Records for this task:
#####

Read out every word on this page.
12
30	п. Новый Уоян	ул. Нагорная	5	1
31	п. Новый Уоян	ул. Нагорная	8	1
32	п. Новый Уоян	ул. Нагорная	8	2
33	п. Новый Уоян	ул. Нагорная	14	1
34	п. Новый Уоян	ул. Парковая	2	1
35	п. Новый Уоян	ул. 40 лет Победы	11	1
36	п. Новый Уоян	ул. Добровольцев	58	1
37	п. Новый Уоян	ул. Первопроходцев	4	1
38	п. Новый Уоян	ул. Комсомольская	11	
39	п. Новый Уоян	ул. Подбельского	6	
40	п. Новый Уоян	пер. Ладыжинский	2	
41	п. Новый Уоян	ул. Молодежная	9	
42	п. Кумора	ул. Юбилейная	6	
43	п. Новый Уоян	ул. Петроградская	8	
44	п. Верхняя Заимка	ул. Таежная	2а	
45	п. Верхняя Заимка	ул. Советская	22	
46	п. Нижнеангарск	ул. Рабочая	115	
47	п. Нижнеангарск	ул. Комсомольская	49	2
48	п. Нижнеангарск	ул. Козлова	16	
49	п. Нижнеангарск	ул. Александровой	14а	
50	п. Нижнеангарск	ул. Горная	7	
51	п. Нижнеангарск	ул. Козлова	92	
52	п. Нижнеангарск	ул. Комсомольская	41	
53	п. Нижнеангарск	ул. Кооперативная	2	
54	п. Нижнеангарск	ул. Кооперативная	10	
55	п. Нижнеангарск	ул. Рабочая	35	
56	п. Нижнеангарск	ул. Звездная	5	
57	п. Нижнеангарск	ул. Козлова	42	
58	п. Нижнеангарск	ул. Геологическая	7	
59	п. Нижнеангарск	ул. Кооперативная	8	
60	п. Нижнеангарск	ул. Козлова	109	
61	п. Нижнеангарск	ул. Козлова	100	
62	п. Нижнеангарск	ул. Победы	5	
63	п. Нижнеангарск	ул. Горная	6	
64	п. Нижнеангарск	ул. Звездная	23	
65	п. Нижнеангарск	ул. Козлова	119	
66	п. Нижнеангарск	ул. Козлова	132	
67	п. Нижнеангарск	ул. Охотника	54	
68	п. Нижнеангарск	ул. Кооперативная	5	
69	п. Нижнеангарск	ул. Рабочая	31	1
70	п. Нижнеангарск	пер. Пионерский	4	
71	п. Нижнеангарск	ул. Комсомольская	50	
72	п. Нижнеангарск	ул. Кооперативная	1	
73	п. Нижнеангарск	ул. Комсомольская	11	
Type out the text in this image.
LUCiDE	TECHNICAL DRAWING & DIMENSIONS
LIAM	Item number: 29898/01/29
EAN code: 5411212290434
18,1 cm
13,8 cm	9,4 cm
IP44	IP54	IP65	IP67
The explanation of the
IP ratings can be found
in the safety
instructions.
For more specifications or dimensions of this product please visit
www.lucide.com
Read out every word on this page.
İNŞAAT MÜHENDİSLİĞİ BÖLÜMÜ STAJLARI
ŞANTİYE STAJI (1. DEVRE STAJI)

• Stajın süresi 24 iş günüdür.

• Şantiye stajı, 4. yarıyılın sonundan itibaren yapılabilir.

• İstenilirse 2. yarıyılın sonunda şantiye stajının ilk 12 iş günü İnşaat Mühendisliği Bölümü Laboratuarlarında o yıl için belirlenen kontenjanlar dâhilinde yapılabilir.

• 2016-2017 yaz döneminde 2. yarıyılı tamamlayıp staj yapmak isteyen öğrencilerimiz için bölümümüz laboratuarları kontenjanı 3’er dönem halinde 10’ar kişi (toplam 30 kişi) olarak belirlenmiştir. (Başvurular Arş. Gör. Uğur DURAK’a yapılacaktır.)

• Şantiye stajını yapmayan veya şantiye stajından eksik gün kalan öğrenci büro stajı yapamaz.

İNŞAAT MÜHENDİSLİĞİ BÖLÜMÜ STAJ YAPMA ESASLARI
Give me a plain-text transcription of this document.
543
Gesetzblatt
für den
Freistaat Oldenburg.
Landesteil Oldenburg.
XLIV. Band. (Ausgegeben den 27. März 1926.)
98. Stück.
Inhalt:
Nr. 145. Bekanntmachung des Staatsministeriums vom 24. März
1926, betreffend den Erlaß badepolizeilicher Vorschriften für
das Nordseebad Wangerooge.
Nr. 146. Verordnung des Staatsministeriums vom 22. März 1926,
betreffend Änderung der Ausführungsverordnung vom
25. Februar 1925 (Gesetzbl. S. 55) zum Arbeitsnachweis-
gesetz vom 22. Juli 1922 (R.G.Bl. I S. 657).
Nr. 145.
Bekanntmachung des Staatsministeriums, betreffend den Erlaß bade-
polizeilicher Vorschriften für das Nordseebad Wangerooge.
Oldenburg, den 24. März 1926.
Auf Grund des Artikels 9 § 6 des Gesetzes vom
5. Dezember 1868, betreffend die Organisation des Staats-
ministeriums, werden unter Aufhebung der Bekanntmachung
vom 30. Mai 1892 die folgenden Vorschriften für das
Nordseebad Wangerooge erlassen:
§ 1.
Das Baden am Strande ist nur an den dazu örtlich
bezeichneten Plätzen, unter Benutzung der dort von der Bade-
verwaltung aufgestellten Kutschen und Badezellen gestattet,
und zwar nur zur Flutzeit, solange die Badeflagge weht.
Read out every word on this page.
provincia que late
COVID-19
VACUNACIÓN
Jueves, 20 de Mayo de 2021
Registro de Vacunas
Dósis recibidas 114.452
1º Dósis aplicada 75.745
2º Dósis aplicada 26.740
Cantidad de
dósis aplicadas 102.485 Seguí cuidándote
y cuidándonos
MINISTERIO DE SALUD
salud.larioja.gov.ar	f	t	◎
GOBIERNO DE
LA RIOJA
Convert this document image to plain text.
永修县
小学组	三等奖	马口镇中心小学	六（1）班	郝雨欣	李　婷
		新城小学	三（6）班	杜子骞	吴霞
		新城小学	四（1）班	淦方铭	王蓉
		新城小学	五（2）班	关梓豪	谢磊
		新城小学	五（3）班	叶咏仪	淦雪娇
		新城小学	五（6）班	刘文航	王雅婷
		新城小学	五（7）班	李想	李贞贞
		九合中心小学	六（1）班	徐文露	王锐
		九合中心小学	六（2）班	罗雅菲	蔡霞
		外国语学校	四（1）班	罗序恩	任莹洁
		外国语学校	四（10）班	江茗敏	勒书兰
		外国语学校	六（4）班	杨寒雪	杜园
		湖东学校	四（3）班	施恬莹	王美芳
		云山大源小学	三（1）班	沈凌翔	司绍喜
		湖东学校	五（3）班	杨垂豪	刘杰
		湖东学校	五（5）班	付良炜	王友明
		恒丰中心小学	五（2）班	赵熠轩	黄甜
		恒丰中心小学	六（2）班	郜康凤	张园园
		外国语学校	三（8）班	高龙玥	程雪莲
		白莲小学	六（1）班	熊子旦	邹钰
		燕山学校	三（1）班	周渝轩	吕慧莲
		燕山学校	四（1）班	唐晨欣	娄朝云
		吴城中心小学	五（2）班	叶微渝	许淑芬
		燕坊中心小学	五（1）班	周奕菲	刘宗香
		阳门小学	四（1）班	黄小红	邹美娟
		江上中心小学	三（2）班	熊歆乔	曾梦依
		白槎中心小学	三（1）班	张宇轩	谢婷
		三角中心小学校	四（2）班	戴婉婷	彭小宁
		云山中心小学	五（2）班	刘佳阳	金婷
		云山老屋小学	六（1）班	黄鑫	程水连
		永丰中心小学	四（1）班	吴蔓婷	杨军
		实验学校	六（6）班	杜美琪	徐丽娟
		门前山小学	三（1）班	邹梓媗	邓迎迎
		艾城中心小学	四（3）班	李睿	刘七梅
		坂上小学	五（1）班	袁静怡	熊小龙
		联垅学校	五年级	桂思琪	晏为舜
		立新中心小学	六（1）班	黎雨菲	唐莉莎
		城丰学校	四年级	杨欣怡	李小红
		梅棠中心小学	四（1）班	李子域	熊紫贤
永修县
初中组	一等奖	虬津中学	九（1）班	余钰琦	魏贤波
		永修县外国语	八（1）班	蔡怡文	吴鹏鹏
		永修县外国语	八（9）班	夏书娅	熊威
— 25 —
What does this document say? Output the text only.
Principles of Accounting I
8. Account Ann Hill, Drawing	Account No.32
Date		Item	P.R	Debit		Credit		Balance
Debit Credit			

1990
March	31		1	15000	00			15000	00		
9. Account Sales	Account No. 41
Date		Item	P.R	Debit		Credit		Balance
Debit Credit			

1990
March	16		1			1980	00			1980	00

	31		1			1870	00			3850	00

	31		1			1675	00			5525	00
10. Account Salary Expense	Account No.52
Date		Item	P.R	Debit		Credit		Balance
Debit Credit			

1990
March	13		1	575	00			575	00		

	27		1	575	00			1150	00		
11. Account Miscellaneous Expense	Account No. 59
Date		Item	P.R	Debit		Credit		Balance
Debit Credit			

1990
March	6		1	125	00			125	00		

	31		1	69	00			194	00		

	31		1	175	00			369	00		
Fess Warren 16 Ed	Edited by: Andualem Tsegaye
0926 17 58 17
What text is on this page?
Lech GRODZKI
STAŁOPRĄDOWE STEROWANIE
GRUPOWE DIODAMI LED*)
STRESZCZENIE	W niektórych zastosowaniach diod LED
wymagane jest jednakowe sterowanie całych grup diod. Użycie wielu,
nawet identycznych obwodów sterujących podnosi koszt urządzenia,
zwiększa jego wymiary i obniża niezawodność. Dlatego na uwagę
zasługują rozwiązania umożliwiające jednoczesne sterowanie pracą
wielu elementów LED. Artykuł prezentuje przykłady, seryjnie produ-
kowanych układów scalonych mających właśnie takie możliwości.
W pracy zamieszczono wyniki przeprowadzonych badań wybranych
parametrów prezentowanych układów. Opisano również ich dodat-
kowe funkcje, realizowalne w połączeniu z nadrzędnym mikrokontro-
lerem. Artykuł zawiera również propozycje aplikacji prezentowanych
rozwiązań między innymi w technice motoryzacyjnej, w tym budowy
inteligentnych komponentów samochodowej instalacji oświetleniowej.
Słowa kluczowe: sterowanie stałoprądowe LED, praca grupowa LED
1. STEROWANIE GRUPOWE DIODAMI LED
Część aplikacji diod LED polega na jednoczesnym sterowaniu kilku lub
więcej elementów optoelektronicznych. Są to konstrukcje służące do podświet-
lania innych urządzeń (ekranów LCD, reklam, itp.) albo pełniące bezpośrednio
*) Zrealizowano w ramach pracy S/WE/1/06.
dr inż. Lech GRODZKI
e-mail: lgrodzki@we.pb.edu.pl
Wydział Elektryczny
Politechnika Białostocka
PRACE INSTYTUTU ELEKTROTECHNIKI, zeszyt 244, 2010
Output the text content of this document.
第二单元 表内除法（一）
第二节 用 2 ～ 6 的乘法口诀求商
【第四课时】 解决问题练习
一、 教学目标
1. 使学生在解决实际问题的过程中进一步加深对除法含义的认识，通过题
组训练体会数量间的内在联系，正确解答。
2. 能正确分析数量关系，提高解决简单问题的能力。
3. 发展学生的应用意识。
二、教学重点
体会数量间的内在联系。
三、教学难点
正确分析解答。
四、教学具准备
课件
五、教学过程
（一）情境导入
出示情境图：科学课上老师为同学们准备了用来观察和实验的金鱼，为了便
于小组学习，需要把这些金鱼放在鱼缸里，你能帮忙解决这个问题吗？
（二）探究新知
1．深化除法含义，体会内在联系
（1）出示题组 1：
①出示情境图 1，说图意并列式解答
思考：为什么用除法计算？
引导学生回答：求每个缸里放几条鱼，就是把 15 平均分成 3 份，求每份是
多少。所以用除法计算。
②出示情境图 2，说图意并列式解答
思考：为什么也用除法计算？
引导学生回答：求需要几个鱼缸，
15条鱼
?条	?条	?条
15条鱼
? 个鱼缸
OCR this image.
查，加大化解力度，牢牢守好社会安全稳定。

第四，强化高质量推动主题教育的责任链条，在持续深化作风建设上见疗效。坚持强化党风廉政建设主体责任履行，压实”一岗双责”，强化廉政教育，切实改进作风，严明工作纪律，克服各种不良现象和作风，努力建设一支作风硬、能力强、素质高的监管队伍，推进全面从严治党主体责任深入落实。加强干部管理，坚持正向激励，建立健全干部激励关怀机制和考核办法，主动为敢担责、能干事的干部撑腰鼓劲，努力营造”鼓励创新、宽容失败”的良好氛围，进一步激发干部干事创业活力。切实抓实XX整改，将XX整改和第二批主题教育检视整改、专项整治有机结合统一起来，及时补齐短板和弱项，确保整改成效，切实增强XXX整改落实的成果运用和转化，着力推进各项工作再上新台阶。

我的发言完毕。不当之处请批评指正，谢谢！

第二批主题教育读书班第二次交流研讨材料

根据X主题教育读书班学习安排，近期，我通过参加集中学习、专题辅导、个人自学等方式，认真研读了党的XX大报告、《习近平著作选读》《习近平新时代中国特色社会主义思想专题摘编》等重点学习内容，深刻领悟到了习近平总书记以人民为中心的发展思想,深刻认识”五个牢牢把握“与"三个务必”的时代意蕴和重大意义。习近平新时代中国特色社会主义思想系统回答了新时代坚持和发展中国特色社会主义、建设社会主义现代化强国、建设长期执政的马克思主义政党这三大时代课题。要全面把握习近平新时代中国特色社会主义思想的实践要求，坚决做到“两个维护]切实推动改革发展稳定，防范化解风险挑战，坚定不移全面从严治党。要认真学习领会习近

#####

Set task:
The required answer is a single number: the count of lines in the entries that hold the string "yarıyılın".

Written response:
2